Your task
Search the material for the string "JSON" and copy each line where it occurs.

The records

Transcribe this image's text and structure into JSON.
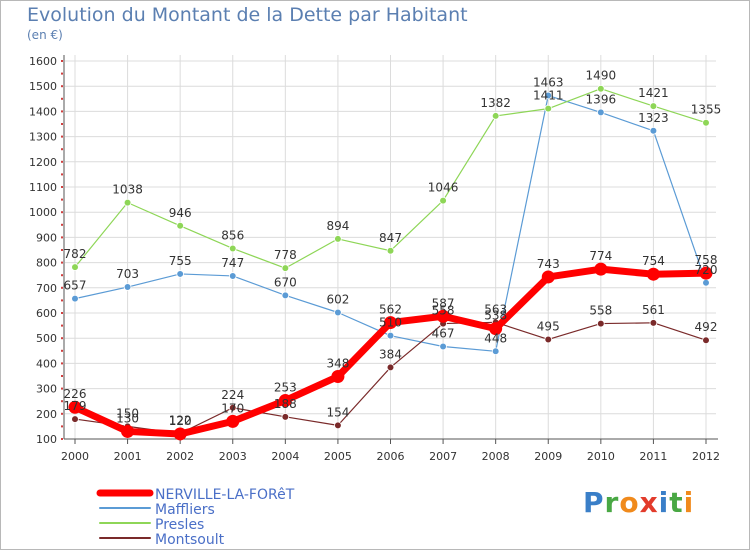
{
  "title": "Evolution du Montant de la Dette par Habitant",
  "unit_label": "(en €)",
  "logo": {
    "text": "Proxiti",
    "letters": [
      {
        "ch": "P",
        "color": "#3a7fc8"
      },
      {
        "ch": "r",
        "color": "#49a844"
      },
      {
        "ch": "o",
        "color": "#f08a1c"
      },
      {
        "ch": "x",
        "color": "#e23b2b"
      },
      {
        "ch": "i",
        "color": "#3a7fc8"
      },
      {
        "ch": "t",
        "color": "#49a844"
      },
      {
        "ch": "i",
        "color": "#f08a1c"
      }
    ]
  },
  "chart_data": {
    "type": "line",
    "x": [
      "2000",
      "2001",
      "2002",
      "2003",
      "2004",
      "2005",
      "2006",
      "2007",
      "2008",
      "2009",
      "2010",
      "2011",
      "2012"
    ],
    "ylim": [
      100,
      1600
    ],
    "yticks": [
      100,
      200,
      300,
      400,
      500,
      600,
      700,
      800,
      900,
      1000,
      1100,
      1200,
      1300,
      1400,
      1500,
      1600
    ],
    "grid": true,
    "legend_position": "bottom-left",
    "series": [
      {
        "name": "NERVILLE-LA-FORêT",
        "color": "#ff0000",
        "values": [
          226,
          130,
          120,
          170,
          253,
          348,
          562,
          587,
          538,
          743,
          774,
          754,
          758
        ]
      },
      {
        "name": "Maffliers",
        "color": "#5b9bd5",
        "values": [
          657,
          703,
          755,
          747,
          670,
          602,
          510,
          467,
          448,
          1463,
          1396,
          1323,
          720
        ]
      },
      {
        "name": "Presles",
        "color": "#8ed657",
        "values": [
          782,
          1038,
          946,
          856,
          778,
          894,
          847,
          1046,
          1382,
          1411,
          1490,
          1421,
          1355
        ]
      },
      {
        "name": "Montsoult",
        "color": "#7a2a2a",
        "values": [
          179,
          150,
          122,
          224,
          188,
          154,
          384,
          558,
          563,
          495,
          558,
          561,
          492
        ]
      }
    ]
  }
}
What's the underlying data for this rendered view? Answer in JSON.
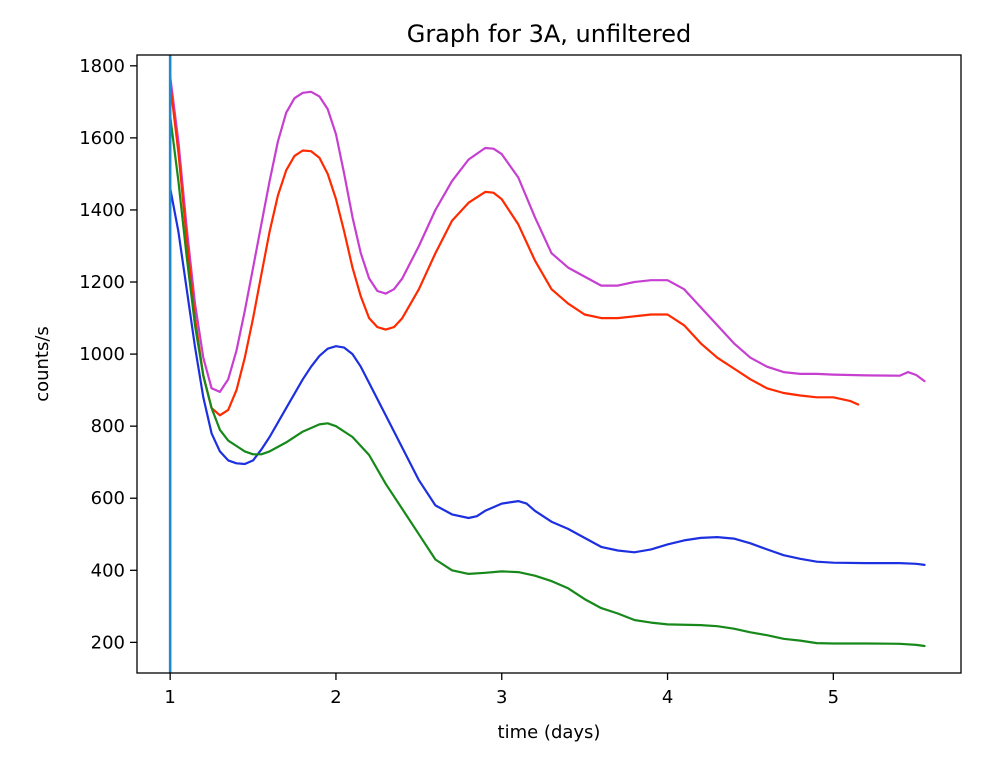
{
  "chart_data": {
    "type": "line",
    "title": "Graph for 3A, unfiltered",
    "xlabel": "time (days)",
    "ylabel": "counts/s",
    "xlim": [
      0.8,
      5.77
    ],
    "ylim": [
      115,
      1830
    ],
    "x_ticks": [
      1,
      2,
      3,
      4,
      5
    ],
    "y_ticks": [
      200,
      400,
      600,
      800,
      1000,
      1200,
      1400,
      1600,
      1800
    ],
    "grid": false,
    "vertical_line": {
      "x": 1.0,
      "color": "#1f8ad2"
    },
    "series": [
      {
        "color": "#c73fd0",
        "points": [
          [
            1.0,
            1770
          ],
          [
            1.05,
            1590
          ],
          [
            1.1,
            1350
          ],
          [
            1.15,
            1140
          ],
          [
            1.2,
            990
          ],
          [
            1.25,
            905
          ],
          [
            1.3,
            895
          ],
          [
            1.35,
            930
          ],
          [
            1.4,
            1010
          ],
          [
            1.45,
            1120
          ],
          [
            1.5,
            1240
          ],
          [
            1.55,
            1360
          ],
          [
            1.6,
            1480
          ],
          [
            1.65,
            1590
          ],
          [
            1.7,
            1670
          ],
          [
            1.75,
            1710
          ],
          [
            1.8,
            1725
          ],
          [
            1.85,
            1728
          ],
          [
            1.9,
            1715
          ],
          [
            1.95,
            1680
          ],
          [
            2.0,
            1610
          ],
          [
            2.05,
            1500
          ],
          [
            2.1,
            1380
          ],
          [
            2.15,
            1280
          ],
          [
            2.2,
            1210
          ],
          [
            2.25,
            1175
          ],
          [
            2.3,
            1168
          ],
          [
            2.35,
            1180
          ],
          [
            2.4,
            1210
          ],
          [
            2.5,
            1300
          ],
          [
            2.6,
            1400
          ],
          [
            2.7,
            1480
          ],
          [
            2.8,
            1540
          ],
          [
            2.9,
            1572
          ],
          [
            2.95,
            1570
          ],
          [
            3.0,
            1555
          ],
          [
            3.1,
            1490
          ],
          [
            3.2,
            1380
          ],
          [
            3.3,
            1280
          ],
          [
            3.4,
            1240
          ],
          [
            3.5,
            1215
          ],
          [
            3.6,
            1190
          ],
          [
            3.7,
            1190
          ],
          [
            3.8,
            1200
          ],
          [
            3.9,
            1205
          ],
          [
            4.0,
            1205
          ],
          [
            4.1,
            1180
          ],
          [
            4.2,
            1130
          ],
          [
            4.3,
            1080
          ],
          [
            4.4,
            1030
          ],
          [
            4.5,
            990
          ],
          [
            4.6,
            965
          ],
          [
            4.7,
            950
          ],
          [
            4.8,
            945
          ],
          [
            4.9,
            945
          ],
          [
            5.0,
            943
          ],
          [
            5.2,
            941
          ],
          [
            5.4,
            940
          ],
          [
            5.45,
            950
          ],
          [
            5.5,
            942
          ],
          [
            5.55,
            925
          ]
        ]
      },
      {
        "color": "#ff2a00",
        "points": [
          [
            1.0,
            1750
          ],
          [
            1.05,
            1560
          ],
          [
            1.1,
            1320
          ],
          [
            1.15,
            1100
          ],
          [
            1.2,
            940
          ],
          [
            1.25,
            850
          ],
          [
            1.3,
            830
          ],
          [
            1.35,
            845
          ],
          [
            1.4,
            900
          ],
          [
            1.45,
            990
          ],
          [
            1.5,
            1100
          ],
          [
            1.55,
            1220
          ],
          [
            1.6,
            1340
          ],
          [
            1.65,
            1440
          ],
          [
            1.7,
            1510
          ],
          [
            1.75,
            1550
          ],
          [
            1.8,
            1565
          ],
          [
            1.85,
            1563
          ],
          [
            1.9,
            1545
          ],
          [
            1.95,
            1500
          ],
          [
            2.0,
            1430
          ],
          [
            2.05,
            1340
          ],
          [
            2.1,
            1240
          ],
          [
            2.15,
            1160
          ],
          [
            2.2,
            1100
          ],
          [
            2.25,
            1075
          ],
          [
            2.3,
            1068
          ],
          [
            2.35,
            1075
          ],
          [
            2.4,
            1100
          ],
          [
            2.5,
            1180
          ],
          [
            2.6,
            1280
          ],
          [
            2.7,
            1370
          ],
          [
            2.8,
            1420
          ],
          [
            2.9,
            1450
          ],
          [
            2.95,
            1448
          ],
          [
            3.0,
            1430
          ],
          [
            3.1,
            1360
          ],
          [
            3.2,
            1260
          ],
          [
            3.3,
            1180
          ],
          [
            3.4,
            1140
          ],
          [
            3.5,
            1110
          ],
          [
            3.6,
            1100
          ],
          [
            3.7,
            1100
          ],
          [
            3.8,
            1105
          ],
          [
            3.9,
            1110
          ],
          [
            4.0,
            1110
          ],
          [
            4.1,
            1080
          ],
          [
            4.2,
            1030
          ],
          [
            4.3,
            990
          ],
          [
            4.4,
            960
          ],
          [
            4.5,
            930
          ],
          [
            4.6,
            905
          ],
          [
            4.7,
            892
          ],
          [
            4.8,
            885
          ],
          [
            4.9,
            880
          ],
          [
            5.0,
            880
          ],
          [
            5.1,
            870
          ],
          [
            5.15,
            860
          ]
        ]
      },
      {
        "color": "#1c30e0",
        "points": [
          [
            1.0,
            1460
          ],
          [
            1.05,
            1340
          ],
          [
            1.1,
            1180
          ],
          [
            1.15,
            1020
          ],
          [
            1.2,
            880
          ],
          [
            1.25,
            780
          ],
          [
            1.3,
            730
          ],
          [
            1.35,
            705
          ],
          [
            1.4,
            697
          ],
          [
            1.45,
            695
          ],
          [
            1.5,
            705
          ],
          [
            1.55,
            735
          ],
          [
            1.6,
            770
          ],
          [
            1.65,
            810
          ],
          [
            1.7,
            850
          ],
          [
            1.75,
            890
          ],
          [
            1.8,
            930
          ],
          [
            1.85,
            965
          ],
          [
            1.9,
            995
          ],
          [
            1.95,
            1015
          ],
          [
            2.0,
            1022
          ],
          [
            2.05,
            1018
          ],
          [
            2.1,
            1000
          ],
          [
            2.15,
            965
          ],
          [
            2.2,
            920
          ],
          [
            2.3,
            830
          ],
          [
            2.4,
            740
          ],
          [
            2.5,
            650
          ],
          [
            2.6,
            580
          ],
          [
            2.7,
            555
          ],
          [
            2.8,
            545
          ],
          [
            2.85,
            550
          ],
          [
            2.9,
            565
          ],
          [
            3.0,
            585
          ],
          [
            3.1,
            592
          ],
          [
            3.15,
            585
          ],
          [
            3.2,
            565
          ],
          [
            3.3,
            535
          ],
          [
            3.4,
            515
          ],
          [
            3.5,
            490
          ],
          [
            3.6,
            465
          ],
          [
            3.7,
            455
          ],
          [
            3.8,
            450
          ],
          [
            3.9,
            458
          ],
          [
            4.0,
            472
          ],
          [
            4.1,
            483
          ],
          [
            4.2,
            490
          ],
          [
            4.3,
            492
          ],
          [
            4.4,
            488
          ],
          [
            4.5,
            475
          ],
          [
            4.6,
            458
          ],
          [
            4.7,
            442
          ],
          [
            4.8,
            432
          ],
          [
            4.9,
            424
          ],
          [
            5.0,
            421
          ],
          [
            5.2,
            420
          ],
          [
            5.4,
            420
          ],
          [
            5.5,
            418
          ],
          [
            5.55,
            415
          ]
        ]
      },
      {
        "color": "#17891a",
        "points": [
          [
            1.0,
            1660
          ],
          [
            1.05,
            1480
          ],
          [
            1.1,
            1270
          ],
          [
            1.15,
            1080
          ],
          [
            1.2,
            940
          ],
          [
            1.25,
            850
          ],
          [
            1.3,
            790
          ],
          [
            1.35,
            760
          ],
          [
            1.4,
            745
          ],
          [
            1.45,
            730
          ],
          [
            1.5,
            722
          ],
          [
            1.55,
            722
          ],
          [
            1.6,
            730
          ],
          [
            1.7,
            755
          ],
          [
            1.8,
            785
          ],
          [
            1.9,
            805
          ],
          [
            1.95,
            808
          ],
          [
            2.0,
            800
          ],
          [
            2.1,
            770
          ],
          [
            2.2,
            720
          ],
          [
            2.3,
            640
          ],
          [
            2.4,
            570
          ],
          [
            2.5,
            500
          ],
          [
            2.6,
            430
          ],
          [
            2.7,
            400
          ],
          [
            2.8,
            390
          ],
          [
            2.9,
            393
          ],
          [
            3.0,
            397
          ],
          [
            3.1,
            395
          ],
          [
            3.2,
            385
          ],
          [
            3.3,
            370
          ],
          [
            3.4,
            350
          ],
          [
            3.5,
            320
          ],
          [
            3.6,
            295
          ],
          [
            3.7,
            280
          ],
          [
            3.8,
            262
          ],
          [
            3.9,
            255
          ],
          [
            4.0,
            250
          ],
          [
            4.2,
            248
          ],
          [
            4.3,
            245
          ],
          [
            4.4,
            238
          ],
          [
            4.5,
            228
          ],
          [
            4.6,
            220
          ],
          [
            4.7,
            210
          ],
          [
            4.8,
            205
          ],
          [
            4.9,
            198
          ],
          [
            5.0,
            197
          ],
          [
            5.2,
            197
          ],
          [
            5.4,
            196
          ],
          [
            5.5,
            193
          ],
          [
            5.55,
            190
          ]
        ]
      }
    ]
  }
}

Result
Transcribe this image's text and structure into JSON.
What's the underlying data for this rendered view? Answer in JSON.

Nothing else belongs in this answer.